## Aim of the task
Return the records word for word. Any pictures in them are not part of the copy.

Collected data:
>>>

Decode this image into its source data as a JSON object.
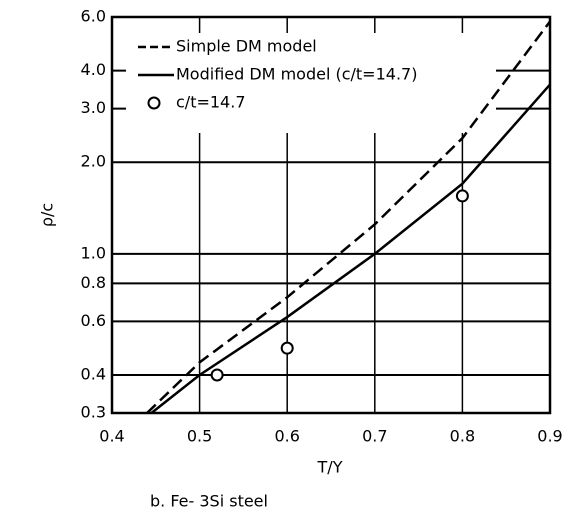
{
  "chart_data": {
    "type": "line",
    "caption": "b. Fe- 3Si steel",
    "xlabel": "T/Y",
    "ylabel": "ρ/c",
    "xlim": [
      0.4,
      0.9
    ],
    "xticks": [
      0.4,
      0.5,
      0.6,
      0.7,
      0.8,
      0.9
    ],
    "ylim": [
      0.3,
      6
    ],
    "ylog": true,
    "yticks": [
      0.3,
      0.4,
      0.6,
      0.8,
      {
        "value": 1,
        "label": "1.0"
      },
      {
        "value": 2,
        "label": "2.0"
      },
      {
        "value": 3,
        "label": "3.0"
      },
      {
        "value": 4,
        "label": "4.0"
      },
      {
        "value": 6,
        "label": "6.0"
      }
    ],
    "grid": true,
    "legend": "upper left",
    "series": [
      {
        "name": "Simple DM model",
        "color": "#000000",
        "style": "dashed",
        "mode": "line",
        "x": [
          0.44,
          0.5,
          0.6,
          0.7,
          0.8,
          0.9
        ],
        "values": [
          0.3,
          0.44,
          0.72,
          1.25,
          2.4,
          5.8
        ]
      },
      {
        "name": "Modified DM model (c/t=14.7)",
        "color": "#000000",
        "style": "solid",
        "mode": "line",
        "x": [
          0.445,
          0.5,
          0.6,
          0.7,
          0.8,
          0.9
        ],
        "values": [
          0.3,
          0.4,
          0.62,
          1.0,
          1.7,
          3.6
        ]
      },
      {
        "name": "c/t=14.7",
        "color": "#000000",
        "style": "solid",
        "mode": "markers",
        "x": [
          0.52,
          0.6,
          0.8
        ],
        "values": [
          0.4,
          0.49,
          1.55
        ]
      }
    ]
  }
}
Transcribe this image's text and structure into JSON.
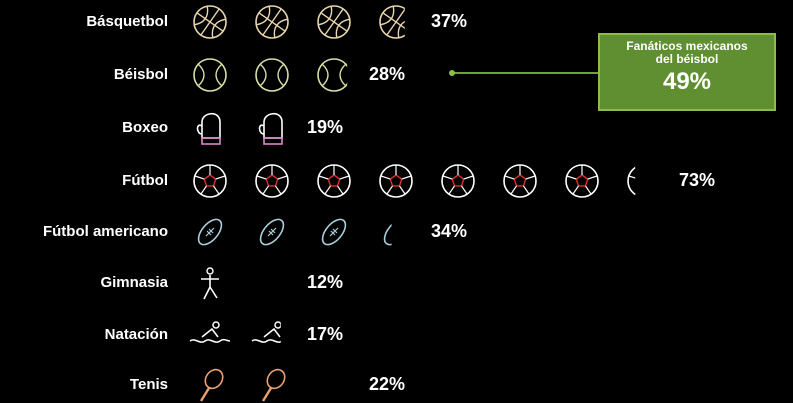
{
  "chart_data": {
    "type": "pictogram",
    "categories": [
      "Básquetbol",
      "Béisbol",
      "Boxeo",
      "Fútbol",
      "Fútbol americano",
      "Gimnasia",
      "Natación",
      "Tenis"
    ],
    "values": [
      37,
      28,
      19,
      73,
      34,
      12,
      17,
      22
    ],
    "value_labels": [
      "37%",
      "28%",
      "19%",
      "73%",
      "34%",
      "12%",
      "17%",
      "22%"
    ],
    "callout": {
      "text": "Fanáticos mexicanos del béisbol",
      "value": 49,
      "value_label": "49%"
    }
  }
}
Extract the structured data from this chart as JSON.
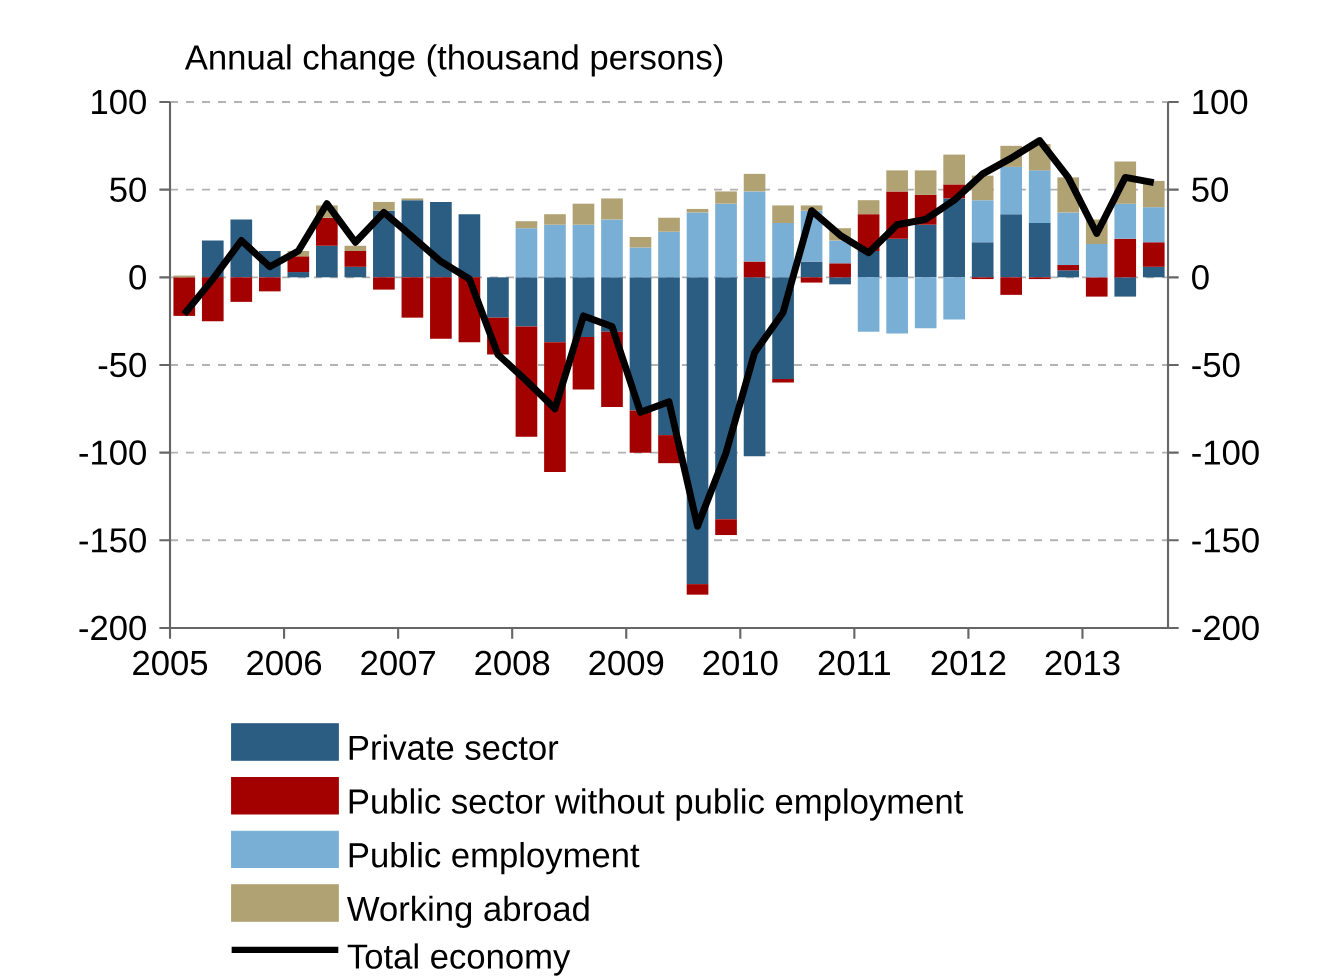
{
  "chart_data": {
    "type": "bar",
    "title": "Annual change (thousand persons)",
    "stacked": true,
    "x": [
      2005.125,
      2005.375,
      2005.625,
      2005.875,
      2006.125,
      2006.375,
      2006.625,
      2006.875,
      2007.125,
      2007.375,
      2007.625,
      2007.875,
      2008.125,
      2008.375,
      2008.625,
      2008.875,
      2009.125,
      2009.375,
      2009.625,
      2009.875,
      2010.125,
      2010.375,
      2010.625,
      2010.875,
      2011.125,
      2011.375,
      2011.625,
      2011.875,
      2012.125,
      2012.375,
      2012.625,
      2012.875,
      2013.125,
      2013.375,
      2013.625
    ],
    "series": [
      {
        "name": "Private sector",
        "color": "#2b5c81",
        "values": [
          null,
          21,
          33,
          15,
          3,
          18,
          6,
          38,
          44,
          43,
          36,
          -23,
          -28,
          -37,
          -34,
          -31,
          -76,
          -90,
          -175,
          -138,
          -102,
          -58,
          9,
          -4,
          15,
          22,
          30,
          45,
          20,
          36,
          31,
          4,
          null,
          -11,
          6
        ]
      },
      {
        "name": "Public sector without public employment",
        "color": "#a30000",
        "values": [
          -22,
          -25,
          -14,
          -8,
          9,
          16,
          9,
          -7,
          -23,
          -35,
          -37,
          -21,
          -63,
          -74,
          -30,
          -43,
          -24,
          -16,
          -6,
          -9,
          9,
          -2,
          -3,
          8,
          21,
          27,
          17,
          8,
          -1,
          -10,
          -1,
          3,
          -11,
          22,
          14
        ]
      },
      {
        "name": "Public employment",
        "color": "#7aafd5",
        "values": [
          null,
          null,
          null,
          null,
          null,
          null,
          null,
          null,
          null,
          null,
          null,
          null,
          28,
          30,
          30,
          33,
          17,
          26,
          37,
          42,
          40,
          31,
          29,
          13,
          -31,
          -32,
          -29,
          -24,
          24,
          27,
          30,
          30,
          19,
          20,
          20
        ]
      },
      {
        "name": "Working abroad",
        "color": "#b1a274",
        "values": [
          1,
          null,
          null,
          null,
          3,
          7,
          3,
          5,
          1,
          null,
          null,
          null,
          4,
          6,
          12,
          12,
          6,
          8,
          2,
          7,
          10,
          10,
          3,
          7,
          8,
          12,
          14,
          17,
          14,
          12,
          15,
          20,
          14,
          24,
          15
        ]
      },
      {
        "name": "Total economy",
        "type": "line",
        "color": "#000000",
        "values": [
          -21,
          -1,
          21,
          6,
          15,
          42,
          20,
          37,
          23,
          9,
          -1,
          -44,
          -59,
          -75,
          -22,
          -28,
          -77,
          -71,
          -142,
          -100,
          -43,
          -20,
          38,
          24,
          14,
          30,
          33,
          44,
          59,
          68,
          78,
          57,
          25,
          57,
          54
        ]
      }
    ],
    "xlim": [
      2005,
      2013.75
    ],
    "xticks": [
      2005,
      2006,
      2007,
      2008,
      2009,
      2010,
      2011,
      2012,
      2013
    ],
    "ylim": [
      -200,
      100
    ],
    "yticks": [
      -200,
      -150,
      -100,
      -50,
      0,
      50,
      100
    ],
    "y2lim": [
      -200,
      100
    ],
    "y2ticks": [
      -200,
      -150,
      -100,
      -50,
      0,
      50,
      100
    ],
    "grid": "y",
    "legend": "bottom"
  }
}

<<<

## Final result
Decode this image into its source data as a JSON object.
{
  "chart_data": {
    "type": "line",
    "caption": "b. Fe- 3Si steel",
    "xlabel": "T/Y",
    "ylabel": "ρ/c",
    "xlim": [
      0.4,
      0.9
    ],
    "xticks": [
      0.4,
      0.5,
      0.6,
      0.7,
      0.8,
      0.9
    ],
    "ylim": [
      0.3,
      6
    ],
    "ylog": true,
    "yticks": [
      0.3,
      0.4,
      0.6,
      0.8,
      {
        "value": 1,
        "label": "1.0"
      },
      {
        "value": 2,
        "label": "2.0"
      },
      {
        "value": 3,
        "label": "3.0"
      },
      {
        "value": 4,
        "label": "4.0"
      },
      {
        "value": 6,
        "label": "6.0"
      }
    ],
    "grid": true,
    "legend": "upper left",
    "series": [
      {
        "name": "Simple DM model",
        "color": "#000000",
        "style": "dashed",
        "mode": "line",
        "x": [
          0.44,
          0.5,
          0.6,
          0.7,
          0.8,
          0.9
        ],
        "values": [
          0.3,
          0.44,
          0.72,
          1.25,
          2.4,
          5.8
        ]
      },
      {
        "name": "Modified DM model (c/t=14.7)",
        "color": "#000000",
        "style": "solid",
        "mode": "line",
        "x": [
          0.445,
          0.5,
          0.6,
          0.7,
          0.8,
          0.9
        ],
        "values": [
          0.3,
          0.4,
          0.62,
          1.0,
          1.7,
          3.6
        ]
      },
      {
        "name": "c/t=14.7",
        "color": "#000000",
        "style": "solid",
        "mode": "markers",
        "x": [
          0.52,
          0.6,
          0.8
        ],
        "values": [
          0.4,
          0.49,
          1.55
        ]
      }
    ]
  }
}
Transcribe this image's text and structure into JSON.
{
  "chart_data": {
    "type": "pictogram",
    "categories": [
      "Básquetbol",
      "Béisbol",
      "Boxeo",
      "Fútbol",
      "Fútbol americano",
      "Gimnasia",
      "Natación",
      "Tenis"
    ],
    "values": [
      37,
      28,
      19,
      73,
      34,
      12,
      17,
      22
    ],
    "value_labels": [
      "37%",
      "28%",
      "19%",
      "73%",
      "34%",
      "12%",
      "17%",
      "22%"
    ],
    "callout": {
      "text": "Fanáticos mexicanos del béisbol",
      "value": 49,
      "value_label": "49%"
    }
  }
}
Extract the structured data from this chart as JSON.
{
  "chart_data": {
    "type": "bar",
    "title": "Annual change (thousand persons)",
    "stacked": true,
    "x": [
      2005.125,
      2005.375,
      2005.625,
      2005.875,
      2006.125,
      2006.375,
      2006.625,
      2006.875,
      2007.125,
      2007.375,
      2007.625,
      2007.875,
      2008.125,
      2008.375,
      2008.625,
      2008.875,
      2009.125,
      2009.375,
      2009.625,
      2009.875,
      2010.125,
      2010.375,
      2010.625,
      2010.875,
      2011.125,
      2011.375,
      2011.625,
      2011.875,
      2012.125,
      2012.375,
      2012.625,
      2012.875,
      2013.125,
      2013.375,
      2013.625
    ],
    "series": [
      {
        "name": "Private sector",
        "color": "#2b5c81",
        "values": [
          null,
          21,
          33,
          15,
          3,
          18,
          6,
          38,
          44,
          43,
          36,
          -23,
          -28,
          -37,
          -34,
          -31,
          -76,
          -90,
          -175,
          -138,
          -102,
          -58,
          9,
          -4,
          15,
          22,
          30,
          45,
          20,
          36,
          31,
          4,
          null,
          -11,
          6
        ]
      },
      {
        "name": "Public sector without public employment",
        "color": "#a30000",
        "values": [
          -22,
          -25,
          -14,
          -8,
          9,
          16,
          9,
          -7,
          -23,
          -35,
          -37,
          -21,
          -63,
          -74,
          -30,
          -43,
          -24,
          -16,
          -6,
          -9,
          9,
          -2,
          -3,
          8,
          21,
          27,
          17,
          8,
          -1,
          -10,
          -1,
          3,
          -11,
          22,
          14
        ]
      },
      {
        "name": "Public employment",
        "color": "#7aafd5",
        "values": [
          null,
          null,
          null,
          null,
          null,
          null,
          null,
          null,
          null,
          null,
          null,
          null,
          28,
          30,
          30,
          33,
          17,
          26,
          37,
          42,
          40,
          31,
          29,
          13,
          -31,
          -32,
          -29,
          -24,
          24,
          27,
          30,
          30,
          19,
          20,
          20
        ]
      },
      {
        "name": "Working abroad",
        "color": "#b1a274",
        "values": [
          1,
          null,
          null,
          null,
          3,
          7,
          3,
          5,
          1,
          null,
          null,
          null,
          4,
          6,
          12,
          12,
          6,
          8,
          2,
          7,
          10,
          10,
          3,
          7,
          8,
          12,
          14,
          17,
          14,
          12,
          15,
          20,
          14,
          24,
          15
        ]
      },
      {
        "name": "Total economy",
        "type": "line",
        "color": "#000000",
        "values": [
          -21,
          -1,
          21,
          6,
          15,
          42,
          20,
          37,
          23,
          9,
          -1,
          -44,
          -59,
          -75,
          -22,
          -28,
          -77,
          -71,
          -142,
          -100,
          -43,
          -20,
          38,
          24,
          14,
          30,
          33,
          44,
          59,
          68,
          78,
          57,
          25,
          57,
          54
        ]
      }
    ],
    "xlim": [
      2005,
      2013.75
    ],
    "xticks": [
      2005,
      2006,
      2007,
      2008,
      2009,
      2010,
      2011,
      2012,
      2013
    ],
    "ylim": [
      -200,
      100
    ],
    "yticks": [
      -200,
      -150,
      -100,
      -50,
      0,
      50,
      100
    ],
    "y2lim": [
      -200,
      100
    ],
    "y2ticks": [
      -200,
      -150,
      -100,
      -50,
      0,
      50,
      100
    ],
    "grid": "y",
    "legend": "bottom"
  }
}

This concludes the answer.